How Prepared Is the Services Industry for CRM?
Topline Results from the AFSMI CRM Preparedness Survey

(Originally published in the January/February 2003 issue of AFSMI's Sbusiness.)

By William K. Pollock, Leo A.P. Moerkens, and Scott Cabral

The AFSMI CRM Preparedness Survey
Earlier in 2002, AFSMI partnered with three member consulting firms, Strategies For GrowthSM, Hands-on Management Consultants, Inc., and Peritum Consulting, to design, develop, and execute a membership-wide CRM Preparedness Survey. The primary reasons for conducting the survey were to:

  • Fill a distinct, and immediate, need for a comprehensive program of CRM information, sponsored by, and made available directly through, AFSMI to its membership base;
  • Collect, analyze and distribute data and information reflecting the worldwide CRM arena through a strong, professional, objective and "seasoned" focus; and
  • Deliver a full package of meaningful, valuable, topical, current and informative CRM-related materials to AFSMI and, ultimately (through AFSMI), to its worldwide membership.

+===+

Problems to solve:
1) According to the CRM survey article, in which issue of AFSMI's Sbusiness did it first appear?
2) Extend the article on the AFSMI CRM Preparedness Survey, picking up right after its last sentence.
The lines that come after this have no connection to the CRM survey article.

+===+

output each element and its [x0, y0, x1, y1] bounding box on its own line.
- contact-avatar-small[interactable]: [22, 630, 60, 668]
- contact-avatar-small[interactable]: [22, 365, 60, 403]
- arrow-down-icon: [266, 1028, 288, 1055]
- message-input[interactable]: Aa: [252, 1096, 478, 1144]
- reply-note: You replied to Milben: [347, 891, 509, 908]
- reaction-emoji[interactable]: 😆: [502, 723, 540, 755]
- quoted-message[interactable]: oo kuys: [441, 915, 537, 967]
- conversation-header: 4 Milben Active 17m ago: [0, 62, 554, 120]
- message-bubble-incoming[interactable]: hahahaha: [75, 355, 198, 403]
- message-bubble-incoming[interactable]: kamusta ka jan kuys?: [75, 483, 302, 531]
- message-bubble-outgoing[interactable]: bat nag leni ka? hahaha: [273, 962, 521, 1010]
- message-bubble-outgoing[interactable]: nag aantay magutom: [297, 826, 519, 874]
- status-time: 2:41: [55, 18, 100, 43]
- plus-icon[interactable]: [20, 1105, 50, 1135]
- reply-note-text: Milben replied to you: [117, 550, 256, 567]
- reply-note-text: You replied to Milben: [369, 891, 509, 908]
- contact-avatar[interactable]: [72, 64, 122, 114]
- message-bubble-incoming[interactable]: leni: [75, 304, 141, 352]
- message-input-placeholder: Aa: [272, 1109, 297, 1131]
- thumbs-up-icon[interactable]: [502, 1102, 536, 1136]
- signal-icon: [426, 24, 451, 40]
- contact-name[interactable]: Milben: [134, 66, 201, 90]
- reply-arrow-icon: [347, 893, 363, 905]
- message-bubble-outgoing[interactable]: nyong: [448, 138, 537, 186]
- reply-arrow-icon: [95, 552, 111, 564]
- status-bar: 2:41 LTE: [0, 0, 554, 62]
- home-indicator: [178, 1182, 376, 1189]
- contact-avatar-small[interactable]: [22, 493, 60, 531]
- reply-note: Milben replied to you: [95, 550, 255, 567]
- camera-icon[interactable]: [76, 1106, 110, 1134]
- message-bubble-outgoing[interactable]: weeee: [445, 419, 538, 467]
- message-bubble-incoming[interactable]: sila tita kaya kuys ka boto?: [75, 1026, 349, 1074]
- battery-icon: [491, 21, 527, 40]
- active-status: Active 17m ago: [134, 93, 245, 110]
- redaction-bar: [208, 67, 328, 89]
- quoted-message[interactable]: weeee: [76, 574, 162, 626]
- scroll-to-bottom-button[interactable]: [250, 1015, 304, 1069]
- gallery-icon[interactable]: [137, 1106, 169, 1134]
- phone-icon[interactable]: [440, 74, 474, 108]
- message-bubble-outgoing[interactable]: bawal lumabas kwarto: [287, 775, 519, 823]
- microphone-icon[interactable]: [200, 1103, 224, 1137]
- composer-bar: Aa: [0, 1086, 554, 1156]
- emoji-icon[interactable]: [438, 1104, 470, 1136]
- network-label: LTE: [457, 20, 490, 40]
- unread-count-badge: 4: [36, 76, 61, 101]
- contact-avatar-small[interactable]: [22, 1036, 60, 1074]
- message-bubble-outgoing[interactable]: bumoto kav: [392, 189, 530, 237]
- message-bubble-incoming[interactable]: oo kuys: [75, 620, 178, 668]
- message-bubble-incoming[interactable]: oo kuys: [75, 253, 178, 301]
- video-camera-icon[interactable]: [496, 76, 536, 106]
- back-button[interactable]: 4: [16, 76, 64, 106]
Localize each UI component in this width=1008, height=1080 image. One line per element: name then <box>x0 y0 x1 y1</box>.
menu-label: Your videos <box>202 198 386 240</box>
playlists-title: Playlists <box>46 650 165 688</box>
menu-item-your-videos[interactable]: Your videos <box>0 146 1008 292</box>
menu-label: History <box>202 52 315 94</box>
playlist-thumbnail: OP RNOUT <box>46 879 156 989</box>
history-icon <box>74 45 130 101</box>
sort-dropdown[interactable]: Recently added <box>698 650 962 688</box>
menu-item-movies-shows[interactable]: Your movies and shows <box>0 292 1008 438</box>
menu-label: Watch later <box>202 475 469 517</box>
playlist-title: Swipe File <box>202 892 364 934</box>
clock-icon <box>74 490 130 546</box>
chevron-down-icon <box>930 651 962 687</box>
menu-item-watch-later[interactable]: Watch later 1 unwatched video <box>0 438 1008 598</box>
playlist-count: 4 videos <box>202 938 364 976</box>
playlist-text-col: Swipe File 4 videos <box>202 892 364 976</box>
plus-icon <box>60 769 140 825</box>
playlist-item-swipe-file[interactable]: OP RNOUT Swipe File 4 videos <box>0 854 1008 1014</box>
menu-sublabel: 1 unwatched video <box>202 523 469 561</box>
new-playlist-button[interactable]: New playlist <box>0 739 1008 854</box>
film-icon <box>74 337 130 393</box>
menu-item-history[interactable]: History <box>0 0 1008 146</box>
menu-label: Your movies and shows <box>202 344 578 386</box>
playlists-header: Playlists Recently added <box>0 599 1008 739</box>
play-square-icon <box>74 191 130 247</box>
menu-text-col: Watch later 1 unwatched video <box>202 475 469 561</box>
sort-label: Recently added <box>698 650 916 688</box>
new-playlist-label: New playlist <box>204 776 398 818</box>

+===+

Answers in order:
1) The January/February 2003 issue.

2)
The survey was electronically distributed to a worldwide base of more than 5,500 AFSMI members and associates in July 2002. Responses were then collected during the months of August - September 2002. A total of 356 completed responses were returned from a base representing all types and sizes of services organizations, and supporting all types of customers, as follows:

Annual Sales/Turnover (in US $):

  • Small (less than $50 million): 40.8%
  • Medium ($50 million - $499 million): 31.7%
  • Large ($500 million or greater): 27.5%
Total Employees:
  • Small (less than 100 employees): 27.0%
  • Medium (100 - 999 employees): 37.8%
  • Large (1,000 or more employees): 35.2%
Type of Services Organization:
  • Manufacturer/OEM: 39.0%
  • Software Support: 11.5%
  • Logistics, Courier or Transportation Services: 11.2%
  • Others: 38.3%
Principal Job Area/Position:
  • Services Manager/Other Services Management and Staff: 46.2%
  • Corporate Management/Executive/Administration: 36.8%
  • Others: 17%
By geography, while more than one-half of the respondents (59.0%) were physically located in the United States, just over two-thirds (67.4%) reported that their respective companywide CRM programs were being managed from the States.

By completing the CRM Preparedness Survey, all respondents received "instant assessment" feedback via e-mail, providing them with executive-level comments and guidance with respect to each of their specific responses for more than 45 questions.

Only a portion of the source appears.